## YOUR TASK:
Every entry here needs to be repeated exactly.

## INFORMATION GIVEN:

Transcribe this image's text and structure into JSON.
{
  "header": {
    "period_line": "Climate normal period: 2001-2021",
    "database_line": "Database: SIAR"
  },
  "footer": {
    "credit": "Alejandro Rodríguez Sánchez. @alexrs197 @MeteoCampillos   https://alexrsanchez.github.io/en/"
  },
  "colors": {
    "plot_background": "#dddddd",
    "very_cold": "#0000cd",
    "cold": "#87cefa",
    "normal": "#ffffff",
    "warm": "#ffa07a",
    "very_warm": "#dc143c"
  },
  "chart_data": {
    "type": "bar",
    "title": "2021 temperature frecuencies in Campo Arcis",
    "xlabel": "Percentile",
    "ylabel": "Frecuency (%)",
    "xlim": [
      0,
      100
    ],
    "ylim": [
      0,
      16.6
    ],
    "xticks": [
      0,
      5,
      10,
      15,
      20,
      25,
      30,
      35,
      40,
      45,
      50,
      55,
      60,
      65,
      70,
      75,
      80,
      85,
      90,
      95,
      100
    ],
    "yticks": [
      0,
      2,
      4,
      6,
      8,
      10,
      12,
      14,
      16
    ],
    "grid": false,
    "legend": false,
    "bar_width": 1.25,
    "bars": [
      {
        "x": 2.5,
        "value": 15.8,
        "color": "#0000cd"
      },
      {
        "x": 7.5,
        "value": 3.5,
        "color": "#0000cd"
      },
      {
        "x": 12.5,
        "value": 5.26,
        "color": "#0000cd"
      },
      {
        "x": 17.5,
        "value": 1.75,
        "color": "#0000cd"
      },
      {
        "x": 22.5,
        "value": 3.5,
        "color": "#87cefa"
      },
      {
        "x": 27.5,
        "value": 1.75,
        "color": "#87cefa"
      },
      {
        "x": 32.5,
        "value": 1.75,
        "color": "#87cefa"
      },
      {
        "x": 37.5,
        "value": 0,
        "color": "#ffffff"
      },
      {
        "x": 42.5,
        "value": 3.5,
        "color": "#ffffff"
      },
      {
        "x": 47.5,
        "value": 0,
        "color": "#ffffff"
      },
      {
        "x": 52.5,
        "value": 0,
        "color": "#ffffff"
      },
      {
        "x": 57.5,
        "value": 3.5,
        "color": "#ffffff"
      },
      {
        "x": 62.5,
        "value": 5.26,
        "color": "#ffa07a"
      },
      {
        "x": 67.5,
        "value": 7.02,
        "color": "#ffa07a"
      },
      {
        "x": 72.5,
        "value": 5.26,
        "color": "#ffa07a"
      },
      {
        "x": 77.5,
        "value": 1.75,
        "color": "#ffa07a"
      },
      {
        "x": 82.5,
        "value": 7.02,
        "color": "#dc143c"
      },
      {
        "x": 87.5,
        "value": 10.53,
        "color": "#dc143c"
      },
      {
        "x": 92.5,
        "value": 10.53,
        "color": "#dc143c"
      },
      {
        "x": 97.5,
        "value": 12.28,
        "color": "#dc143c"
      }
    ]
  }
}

## RESULT BELOW:
Transcribe this image's text and structure into JSON.
{
  "header": {
    "period_line": "Climate normal period: 2001-2021",
    "database_line": "Database: SIAR"
  },
  "footer": {
    "credit": "Alejandro Rodríguez Sánchez. @alexrs197 @MeteoCampillos   https://alexrsanchez.github.io/en/"
  },
  "colors": {
    "plot_background": "#dddddd",
    "very_cold": "#0000cd",
    "cold": "#87cefa",
    "normal": "#ffffff",
    "warm": "#ffa07a",
    "very_warm": "#dc143c"
  },
  "chart_data": {
    "type": "bar",
    "title": "2021 temperature frecuencies in Campo Arcis",
    "xlabel": "Percentile",
    "ylabel": "Frecuency (%)",
    "xlim": [
      0,
      100
    ],
    "ylim": [
      0,
      16.6
    ],
    "xticks": [
      0,
      5,
      10,
      15,
      20,
      25,
      30,
      35,
      40,
      45,
      50,
      55,
      60,
      65,
      70,
      75,
      80,
      85,
      90,
      95,
      100
    ],
    "yticks": [
      0,
      2,
      4,
      6,
      8,
      10,
      12,
      14,
      16
    ],
    "grid": false,
    "legend": false,
    "bar_width": 1.25,
    "bars": [
      {
        "x": 2.5,
        "value": 15.8,
        "color": "#0000cd"
      },
      {
        "x": 7.5,
        "value": 3.5,
        "color": "#0000cd"
      },
      {
        "x": 12.5,
        "value": 5.26,
        "color": "#0000cd"
      },
      {
        "x": 17.5,
        "value": 1.75,
        "color": "#0000cd"
      },
      {
        "x": 22.5,
        "value": 3.5,
        "color": "#87cefa"
      },
      {
        "x": 27.5,
        "value": 1.75,
        "color": "#87cefa"
      },
      {
        "x": 32.5,
        "value": 1.75,
        "color": "#87cefa"
      },
      {
        "x": 37.5,
        "value": 0,
        "color": "#ffffff"
      },
      {
        "x": 42.5,
        "value": 3.5,
        "color": "#ffffff"
      },
      {
        "x": 47.5,
        "value": 0,
        "color": "#ffffff"
      },
      {
        "x": 52.5,
        "value": 0,
        "color": "#ffffff"
      },
      {
        "x": 57.5,
        "value": 3.5,
        "color": "#ffffff"
      },
      {
        "x": 62.5,
        "value": 5.26,
        "color": "#ffa07a"
      },
      {
        "x": 67.5,
        "value": 7.02,
        "color": "#ffa07a"
      },
      {
        "x": 72.5,
        "value": 5.26,
        "color": "#ffa07a"
      },
      {
        "x": 77.5,
        "value": 1.75,
        "color": "#ffa07a"
      },
      {
        "x": 82.5,
        "value": 7.02,
        "color": "#dc143c"
      },
      {
        "x": 87.5,
        "value": 10.53,
        "color": "#dc143c"
      },
      {
        "x": 92.5,
        "value": 10.53,
        "color": "#dc143c"
      },
      {
        "x": 97.5,
        "value": 12.28,
        "color": "#dc143c"
      }
    ]
  }
}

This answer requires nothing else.